In your implementation file (cpp) do the following:

  1. Copy the struct RenderableContext from 'OgreMVCGeneral.h' into the implementation file.
    It's an internally used struct, so let's just put it in the implementation as a static local struct.
  2. Copy the ViewOgreTechniqueSwitcher class from 'OgreMVCViewOgreWindow.cpp' into your implementation file.
  3. Add the following two lines to ViewOgreTechniqueSwitcher::renderableQueued, just before the '// Always render normally' comment.
    if((groupID <= Ogre::RENDER_QUEUE_2) || (groupID >= Ogre::RENDER_QUEUE_8))
        return true;

    The idea is to skip render queues lower than 3 and higher than 7, which means that skyboxes and overlays is going to be unaffected by the view details techniques.
  4. Add these three initializations to your class constructors initializer list:
    mViewDetail(TEXTURED),
    mTechSwitcher(0),
    mBackgroundColour(0.4, 0.4, 0.4)
  5. This goes in the destructor of your class:
    delete mTechSwitcher;
  6. Now, just before starting rendering, add these three lines of code:
    mTechSwitcher = new ViewOgreTechniqueSwitcher(mBackgroundColour);
    
    mCamera->getSceneManager()->getRenderQueue()->setRenderableListener(mTechSwitcher);
    
    setViewDetail(TEXTURED);
  7. The setViewDetail function definition:
    void HiddenLines::setViewDetail(ViewDetail v)
    {
        mViewDetail = v;
        mTechSwitcher->detail = v;
    }
  8. Put this in your keyPressed function:
    else if (arg.key == OIS::KC_R)   // cycle view detail mode
        {
            Ogre::String newVal;
            ViewDetail newMode;
    
            switch (mViewDetail)
            {
            case HIDDEN_LINE:
                newVal = "Wireframe";
                newMode = WIREFRAME;
                break;
            case WIREFRAME:
                newVal = "Flat Shaded";
                newMode = SHADED;
                break;
            case SHADED:
                newVal = "Textured";
                newMode = TEXTURED;
                break;
            case TEXTURED:
                newVal = "Hidden Line";
                newMode = HIDDEN_LINE;
                break;
            }
    
            setViewDetail(newMode);
            mDetailsPanel->setParamValue(10, newVal);
        }


And that's it. :-)

One More Trick

Well, there's one more neat trick to play..
Remember the RenderableContext struct you copied into your implementation file?

(Dataset records)
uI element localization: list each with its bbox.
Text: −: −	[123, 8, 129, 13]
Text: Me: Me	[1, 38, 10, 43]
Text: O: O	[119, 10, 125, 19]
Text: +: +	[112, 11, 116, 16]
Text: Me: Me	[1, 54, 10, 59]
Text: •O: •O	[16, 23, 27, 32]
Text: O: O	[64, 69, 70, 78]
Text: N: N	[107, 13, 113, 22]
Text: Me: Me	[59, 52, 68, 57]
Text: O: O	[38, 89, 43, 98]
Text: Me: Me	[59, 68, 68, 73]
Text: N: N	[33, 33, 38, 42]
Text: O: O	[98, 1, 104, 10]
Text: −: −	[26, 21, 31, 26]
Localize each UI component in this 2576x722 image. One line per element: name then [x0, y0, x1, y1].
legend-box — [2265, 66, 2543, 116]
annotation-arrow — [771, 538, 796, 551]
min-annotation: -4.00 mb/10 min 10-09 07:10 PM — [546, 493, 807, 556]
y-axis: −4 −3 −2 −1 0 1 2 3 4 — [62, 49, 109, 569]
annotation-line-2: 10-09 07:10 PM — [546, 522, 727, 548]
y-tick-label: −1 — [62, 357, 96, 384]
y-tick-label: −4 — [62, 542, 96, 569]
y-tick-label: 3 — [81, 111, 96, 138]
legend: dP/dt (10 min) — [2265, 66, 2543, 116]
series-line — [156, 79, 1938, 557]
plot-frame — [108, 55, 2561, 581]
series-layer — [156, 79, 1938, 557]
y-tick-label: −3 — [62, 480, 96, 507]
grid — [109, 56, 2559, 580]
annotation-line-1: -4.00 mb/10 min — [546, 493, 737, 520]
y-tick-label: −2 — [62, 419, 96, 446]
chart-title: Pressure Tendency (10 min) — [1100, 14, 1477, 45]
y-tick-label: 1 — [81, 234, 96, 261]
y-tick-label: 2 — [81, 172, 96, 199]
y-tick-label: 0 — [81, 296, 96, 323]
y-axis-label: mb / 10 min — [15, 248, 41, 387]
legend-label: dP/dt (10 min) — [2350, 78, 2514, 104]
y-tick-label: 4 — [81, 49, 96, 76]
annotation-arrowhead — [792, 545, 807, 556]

Work instruction 1: Write out the Ogre view detail tutorial again, starting with "2. Copy the" and going on through "view details techniques.", but replace "skyboxes" with "sky domes".
Work instruction 2: Carry on the Ogre view detail tutorial from the last sentence shown.

Exercise output 1:
2. Copy the ViewOgreTechniqueSwitcher class from 'OgreMVCViewOgreWindow.cpp' into your implementation file.
  3. Add the following two lines to ViewOgreTechniqueSwitcher::renderableQueued, just before the '// Always render normally' comment.
    if((groupID <= Ogre::RENDER_QUEUE_2) || (groupID >= Ogre::RENDER_QUEUE_8))
        return true;

    The idea is to skip render queues lower than 3 and higher than 7, which means that sky domes and overlays is going to be unaffected by the view details techniques.

Exercise output 2:
Let's make use of it in our createScene function (or similar):

void createScene()

    // Create the scene
    Ogre::Entity* ogreHead = mSceneMgr->createEntity("Head", "ogrehead.mesh");

    Ogre::SceneNode* headNode = mSceneMgr->getRootSceneNode()->createChildSceneNode();
    headNode->attachObject(ogreHead);

    // Set ambient light
    mSceneMgr->setAmbientLight(Ogre::ColourValue(0.0, 0.0, 0.0));

    // Create a light
    Ogre::Light* l = mSceneMgr->createLight("MainLight");
    l->setPosition(20,80,50);

    // create a floor mesh resource
    Ogre::MeshManager::getSingleton().createPlane("floor", Ogre::ResourceGroupManager::DEFAULT_RESOURCE_GROUP_NAME,
        Ogre::Plane(Ogre::Vector3::UNIT_Y, -30), 1000, 1000, 10, 10, true, 1, 8, 8, Ogre::Vector3::UNIT_Z);
    // create a floor entity, give it a material, and place it at the origin
    Ogre::Entity* floor = mSceneMgr->createEntity("Floor", "floor");
    floor->setMaterialName("Examples/BumpyMetal");
    Ogre::SceneNode* planeNode = mSceneMgr->getRootSceneNode()->createChildSceneNode();
    planeNode->attachObject(floor);

    RenderableContext ctx;
    ctx.ignoreViewDetail = true;
    floor->getSubEntity(0)->setUserAny(Ogre::Any(ctx));

    mSceneMgr->setSkyDome(true, "Examples/CloudySky");
}

Notice the last bit of code which create a RenderableContext and sets it's 'ignoreViewDetail' member to true, before giving it to 'floor' as a UserAny.
Now the 'floor' is not going to be affected by the render view effect.
Adding a skydome to demonstrate that sky geometry is not affected by the render effect either.